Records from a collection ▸
>> Start

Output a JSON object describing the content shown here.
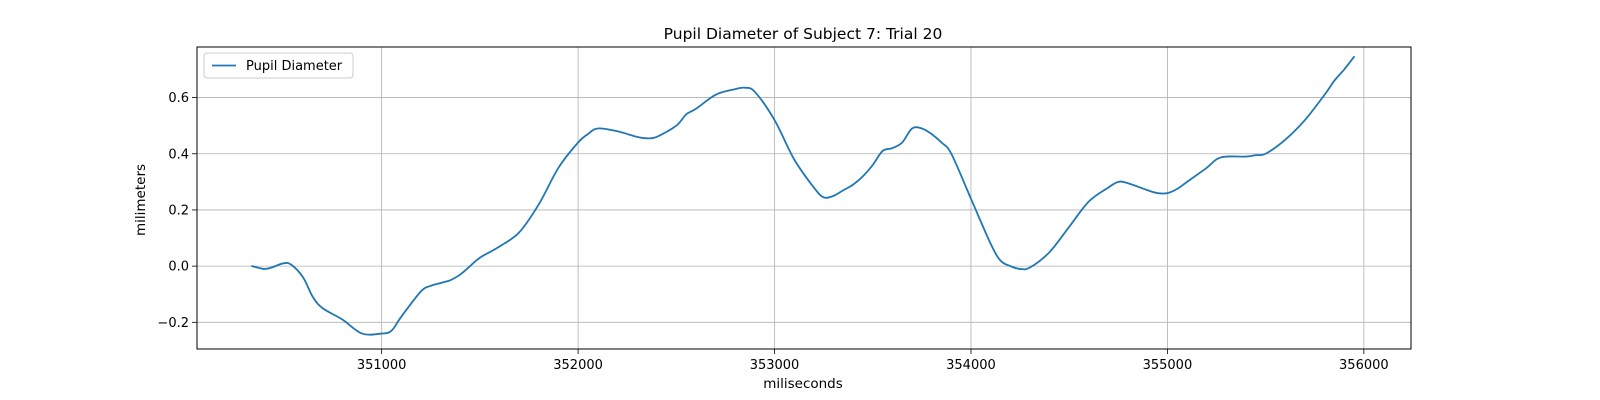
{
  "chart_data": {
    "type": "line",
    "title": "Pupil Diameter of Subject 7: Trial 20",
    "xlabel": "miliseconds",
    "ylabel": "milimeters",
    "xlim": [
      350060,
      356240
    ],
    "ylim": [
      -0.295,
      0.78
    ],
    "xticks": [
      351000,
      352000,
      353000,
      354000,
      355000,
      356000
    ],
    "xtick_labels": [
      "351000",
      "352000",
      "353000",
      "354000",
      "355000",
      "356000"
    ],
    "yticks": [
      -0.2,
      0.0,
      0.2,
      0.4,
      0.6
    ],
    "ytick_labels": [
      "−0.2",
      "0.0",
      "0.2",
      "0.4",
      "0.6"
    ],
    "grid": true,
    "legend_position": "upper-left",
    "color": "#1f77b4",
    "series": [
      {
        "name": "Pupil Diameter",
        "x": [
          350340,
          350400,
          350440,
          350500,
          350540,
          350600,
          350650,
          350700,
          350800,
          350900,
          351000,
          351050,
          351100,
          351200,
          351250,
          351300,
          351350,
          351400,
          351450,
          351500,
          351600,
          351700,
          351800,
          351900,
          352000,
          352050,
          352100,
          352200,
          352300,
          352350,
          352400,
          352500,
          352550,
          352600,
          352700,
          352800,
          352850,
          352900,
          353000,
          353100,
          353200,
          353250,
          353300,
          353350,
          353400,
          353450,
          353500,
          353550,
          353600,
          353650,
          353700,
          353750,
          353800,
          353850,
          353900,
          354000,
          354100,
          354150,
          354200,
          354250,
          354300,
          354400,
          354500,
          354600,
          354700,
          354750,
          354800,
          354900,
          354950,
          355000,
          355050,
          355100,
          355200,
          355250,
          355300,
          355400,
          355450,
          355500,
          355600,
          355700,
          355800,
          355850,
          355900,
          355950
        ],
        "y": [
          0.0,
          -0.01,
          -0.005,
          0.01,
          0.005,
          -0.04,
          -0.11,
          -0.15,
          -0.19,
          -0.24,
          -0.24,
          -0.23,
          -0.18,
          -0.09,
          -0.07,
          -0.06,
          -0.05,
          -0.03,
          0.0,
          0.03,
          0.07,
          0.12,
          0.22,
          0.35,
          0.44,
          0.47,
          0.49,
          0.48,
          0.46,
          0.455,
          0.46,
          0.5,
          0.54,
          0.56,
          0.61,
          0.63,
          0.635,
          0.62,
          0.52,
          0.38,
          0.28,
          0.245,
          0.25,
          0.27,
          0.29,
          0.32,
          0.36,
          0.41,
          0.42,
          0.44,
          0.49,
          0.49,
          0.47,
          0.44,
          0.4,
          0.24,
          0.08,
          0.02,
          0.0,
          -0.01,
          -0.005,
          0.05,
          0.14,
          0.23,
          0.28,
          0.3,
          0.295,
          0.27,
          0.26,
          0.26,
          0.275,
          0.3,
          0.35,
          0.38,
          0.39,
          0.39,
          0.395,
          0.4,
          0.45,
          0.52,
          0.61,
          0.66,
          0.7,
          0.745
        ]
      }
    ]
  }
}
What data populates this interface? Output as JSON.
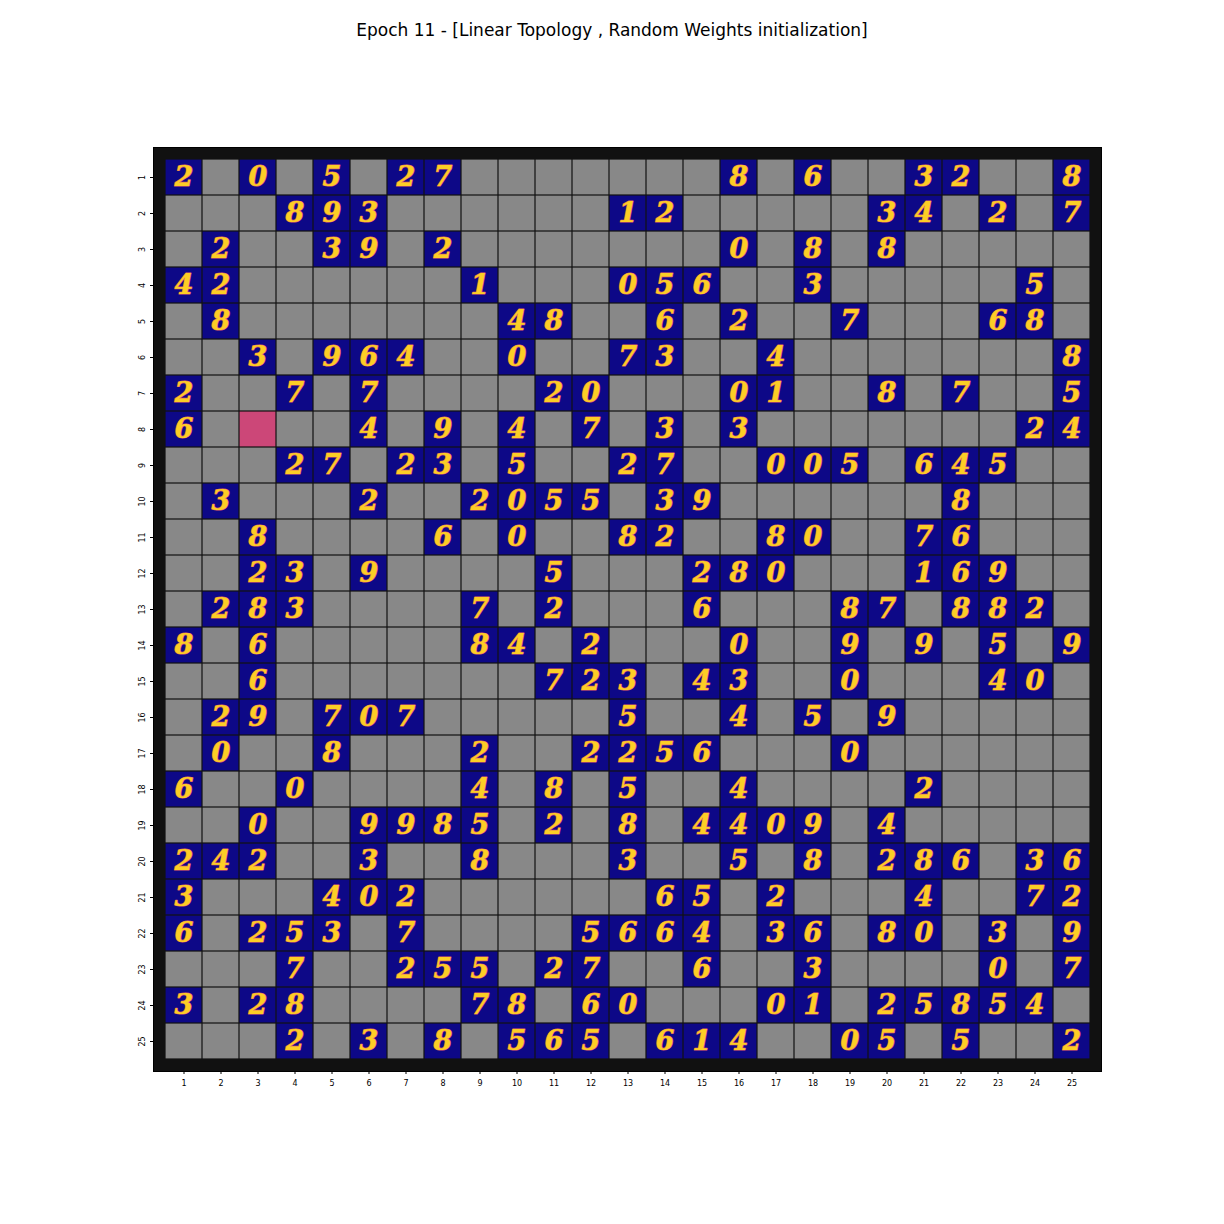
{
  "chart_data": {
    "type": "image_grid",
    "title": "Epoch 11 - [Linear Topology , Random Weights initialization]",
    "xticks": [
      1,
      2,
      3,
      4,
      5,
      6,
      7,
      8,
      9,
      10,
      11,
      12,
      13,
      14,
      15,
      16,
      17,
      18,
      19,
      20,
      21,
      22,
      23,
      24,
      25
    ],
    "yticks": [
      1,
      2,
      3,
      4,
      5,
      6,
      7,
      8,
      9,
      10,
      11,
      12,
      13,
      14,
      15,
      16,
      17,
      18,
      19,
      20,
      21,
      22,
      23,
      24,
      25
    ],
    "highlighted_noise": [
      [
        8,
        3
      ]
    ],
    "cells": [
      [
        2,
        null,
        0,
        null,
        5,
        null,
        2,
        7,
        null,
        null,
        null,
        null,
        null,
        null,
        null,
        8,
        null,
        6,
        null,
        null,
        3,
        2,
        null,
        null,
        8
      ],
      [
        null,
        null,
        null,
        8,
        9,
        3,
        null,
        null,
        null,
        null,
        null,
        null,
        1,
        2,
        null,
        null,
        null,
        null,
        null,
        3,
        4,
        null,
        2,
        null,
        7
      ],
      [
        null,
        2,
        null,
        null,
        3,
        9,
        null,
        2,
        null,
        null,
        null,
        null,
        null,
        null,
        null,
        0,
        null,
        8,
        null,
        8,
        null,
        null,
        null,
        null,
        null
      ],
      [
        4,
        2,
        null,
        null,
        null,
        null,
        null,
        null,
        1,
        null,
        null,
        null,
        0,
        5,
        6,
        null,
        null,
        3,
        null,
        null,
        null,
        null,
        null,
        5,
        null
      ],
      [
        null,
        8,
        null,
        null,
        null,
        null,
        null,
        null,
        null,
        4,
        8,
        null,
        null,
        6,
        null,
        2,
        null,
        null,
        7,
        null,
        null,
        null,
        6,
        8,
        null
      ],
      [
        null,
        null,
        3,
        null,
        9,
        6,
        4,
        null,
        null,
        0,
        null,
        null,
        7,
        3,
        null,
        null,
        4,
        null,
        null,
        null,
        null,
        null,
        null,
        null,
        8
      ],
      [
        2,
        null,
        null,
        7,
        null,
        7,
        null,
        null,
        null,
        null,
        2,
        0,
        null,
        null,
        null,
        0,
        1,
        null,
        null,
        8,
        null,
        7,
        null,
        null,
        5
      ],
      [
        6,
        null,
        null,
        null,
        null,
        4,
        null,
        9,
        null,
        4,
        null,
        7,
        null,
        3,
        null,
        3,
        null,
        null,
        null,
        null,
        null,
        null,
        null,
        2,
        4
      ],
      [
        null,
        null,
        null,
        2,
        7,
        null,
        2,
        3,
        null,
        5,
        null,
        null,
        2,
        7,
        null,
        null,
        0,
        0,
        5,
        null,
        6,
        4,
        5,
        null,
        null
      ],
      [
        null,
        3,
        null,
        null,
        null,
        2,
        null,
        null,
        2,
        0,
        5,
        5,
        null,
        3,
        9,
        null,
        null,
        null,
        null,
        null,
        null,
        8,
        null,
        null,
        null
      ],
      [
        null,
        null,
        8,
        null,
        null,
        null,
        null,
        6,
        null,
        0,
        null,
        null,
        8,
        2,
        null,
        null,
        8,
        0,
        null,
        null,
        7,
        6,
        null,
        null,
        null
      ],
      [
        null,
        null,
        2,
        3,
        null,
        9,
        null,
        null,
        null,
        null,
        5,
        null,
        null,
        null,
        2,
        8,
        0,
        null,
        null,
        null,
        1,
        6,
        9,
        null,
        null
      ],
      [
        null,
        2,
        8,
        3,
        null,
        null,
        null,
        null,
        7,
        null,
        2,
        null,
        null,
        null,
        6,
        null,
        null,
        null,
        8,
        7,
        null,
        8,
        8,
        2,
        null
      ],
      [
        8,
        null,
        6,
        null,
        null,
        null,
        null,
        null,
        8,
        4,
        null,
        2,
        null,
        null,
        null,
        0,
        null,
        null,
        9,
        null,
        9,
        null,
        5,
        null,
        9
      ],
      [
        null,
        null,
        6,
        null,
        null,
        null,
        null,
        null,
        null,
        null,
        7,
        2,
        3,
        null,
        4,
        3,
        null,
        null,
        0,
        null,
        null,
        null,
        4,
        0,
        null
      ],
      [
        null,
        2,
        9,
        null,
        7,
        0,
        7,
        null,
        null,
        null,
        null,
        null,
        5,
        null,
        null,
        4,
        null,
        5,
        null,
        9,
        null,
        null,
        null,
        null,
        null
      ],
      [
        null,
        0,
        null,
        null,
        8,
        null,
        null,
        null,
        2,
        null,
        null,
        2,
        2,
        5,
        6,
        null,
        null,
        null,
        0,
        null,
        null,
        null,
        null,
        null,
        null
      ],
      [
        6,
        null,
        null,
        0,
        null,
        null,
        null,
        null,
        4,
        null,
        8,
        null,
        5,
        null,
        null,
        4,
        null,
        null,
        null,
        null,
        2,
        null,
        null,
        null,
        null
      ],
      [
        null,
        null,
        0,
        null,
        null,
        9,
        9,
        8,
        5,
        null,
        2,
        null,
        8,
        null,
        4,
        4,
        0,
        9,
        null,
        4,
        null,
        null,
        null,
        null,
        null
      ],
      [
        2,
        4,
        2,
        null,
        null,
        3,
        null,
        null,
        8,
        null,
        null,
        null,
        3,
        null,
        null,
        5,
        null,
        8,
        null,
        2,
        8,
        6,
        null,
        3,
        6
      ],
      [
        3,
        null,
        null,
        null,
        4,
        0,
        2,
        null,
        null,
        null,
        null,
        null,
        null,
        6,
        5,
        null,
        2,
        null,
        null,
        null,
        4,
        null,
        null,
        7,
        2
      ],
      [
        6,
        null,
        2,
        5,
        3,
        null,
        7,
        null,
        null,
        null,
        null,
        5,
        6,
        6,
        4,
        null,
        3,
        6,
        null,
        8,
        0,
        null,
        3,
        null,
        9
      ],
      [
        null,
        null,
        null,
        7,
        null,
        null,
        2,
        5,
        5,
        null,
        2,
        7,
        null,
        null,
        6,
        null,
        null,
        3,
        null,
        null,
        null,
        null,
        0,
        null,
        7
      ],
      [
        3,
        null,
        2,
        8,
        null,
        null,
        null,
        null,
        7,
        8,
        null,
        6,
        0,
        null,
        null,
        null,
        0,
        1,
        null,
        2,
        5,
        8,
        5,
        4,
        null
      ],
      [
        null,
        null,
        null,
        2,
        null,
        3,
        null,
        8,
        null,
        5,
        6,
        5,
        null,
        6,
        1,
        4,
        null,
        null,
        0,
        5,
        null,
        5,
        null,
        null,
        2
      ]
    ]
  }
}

>> End

What is being asked ▸
For the listing above, identify each line bearing "Pupil".

Written answer ▸
    "title": "Pupil Diameter of Subject 7: Trial 20",
        "name": "Pupil Diameter",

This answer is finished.